• **Provided data**

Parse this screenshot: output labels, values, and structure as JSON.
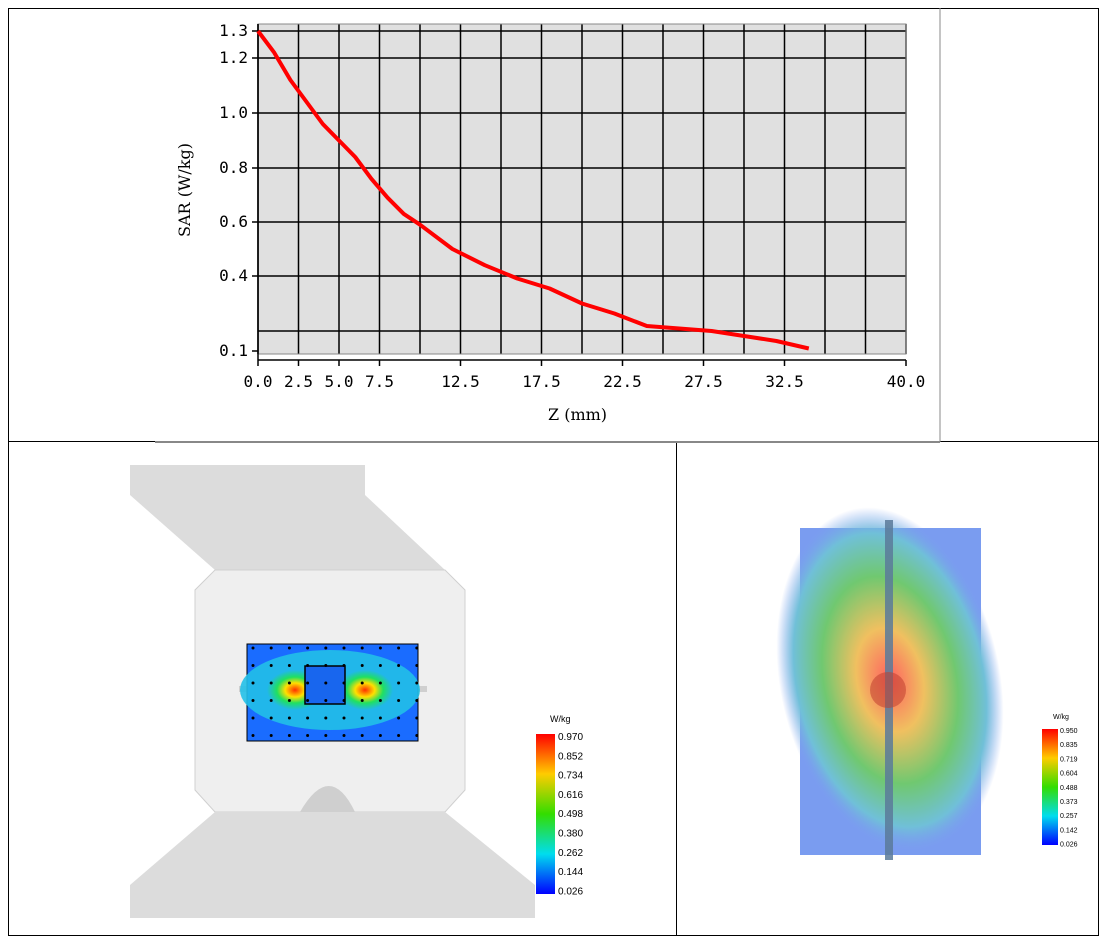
{
  "chart_data": {
    "type": "line",
    "xlabel": "Z (mm)",
    "ylabel": "SAR (W/kg)",
    "xlim": [
      0,
      40
    ],
    "ylim": [
      0.1,
      1.3
    ],
    "x_tick_labels": [
      "0.0",
      "2.5",
      "5.0",
      "7.5",
      "12.5",
      "17.5",
      "22.5",
      "27.5",
      "32.5",
      "40.0"
    ],
    "y_tick_labels": [
      "0.1",
      "0.4",
      "0.6",
      "0.8",
      "1.0",
      "1.2",
      "1.3"
    ],
    "grid": true,
    "series": [
      {
        "color": "#ff0000",
        "x": [
          0,
          1,
          2,
          3,
          4,
          5,
          6,
          7,
          8,
          9,
          10,
          12,
          14,
          16,
          18,
          20,
          22,
          24,
          26,
          28,
          30,
          32,
          34
        ],
        "y": [
          1.3,
          1.22,
          1.12,
          1.04,
          0.96,
          0.9,
          0.84,
          0.76,
          0.69,
          0.63,
          0.59,
          0.5,
          0.44,
          0.39,
          0.35,
          0.29,
          0.25,
          0.2,
          0.19,
          0.18,
          0.16,
          0.14,
          0.11
        ]
      }
    ]
  },
  "map_left": {
    "legend_title": "W/kg",
    "legend_values": [
      "0.970",
      "0.852",
      "0.734",
      "0.616",
      "0.498",
      "0.380",
      "0.262",
      "0.144",
      "0.026"
    ]
  },
  "map_right": {
    "legend_title": "W/kg",
    "legend_values": [
      "0.950",
      "0.835",
      "0.719",
      "0.604",
      "0.488",
      "0.373",
      "0.257",
      "0.142",
      "0.026"
    ]
  }
}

• **Stated goal**
Exclude the images, then output the data above word for word.

• **Solution**
Parse this screenshot: output labels, values, and structure as JSON.
{
  "chart_data": {
    "type": "line",
    "xlabel": "Z (mm)",
    "ylabel": "SAR (W/kg)",
    "xlim": [
      0,
      40
    ],
    "ylim": [
      0.1,
      1.3
    ],
    "x_tick_labels": [
      "0.0",
      "2.5",
      "5.0",
      "7.5",
      "12.5",
      "17.5",
      "22.5",
      "27.5",
      "32.5",
      "40.0"
    ],
    "y_tick_labels": [
      "0.1",
      "0.4",
      "0.6",
      "0.8",
      "1.0",
      "1.2",
      "1.3"
    ],
    "grid": true,
    "series": [
      {
        "color": "#ff0000",
        "x": [
          0,
          1,
          2,
          3,
          4,
          5,
          6,
          7,
          8,
          9,
          10,
          12,
          14,
          16,
          18,
          20,
          22,
          24,
          26,
          28,
          30,
          32,
          34
        ],
        "y": [
          1.3,
          1.22,
          1.12,
          1.04,
          0.96,
          0.9,
          0.84,
          0.76,
          0.69,
          0.63,
          0.59,
          0.5,
          0.44,
          0.39,
          0.35,
          0.29,
          0.25,
          0.2,
          0.19,
          0.18,
          0.16,
          0.14,
          0.11
        ]
      }
    ]
  },
  "map_left": {
    "legend_title": "W/kg",
    "legend_values": [
      "0.970",
      "0.852",
      "0.734",
      "0.616",
      "0.498",
      "0.380",
      "0.262",
      "0.144",
      "0.026"
    ]
  },
  "map_right": {
    "legend_title": "W/kg",
    "legend_values": [
      "0.950",
      "0.835",
      "0.719",
      "0.604",
      "0.488",
      "0.373",
      "0.257",
      "0.142",
      "0.026"
    ]
  }
}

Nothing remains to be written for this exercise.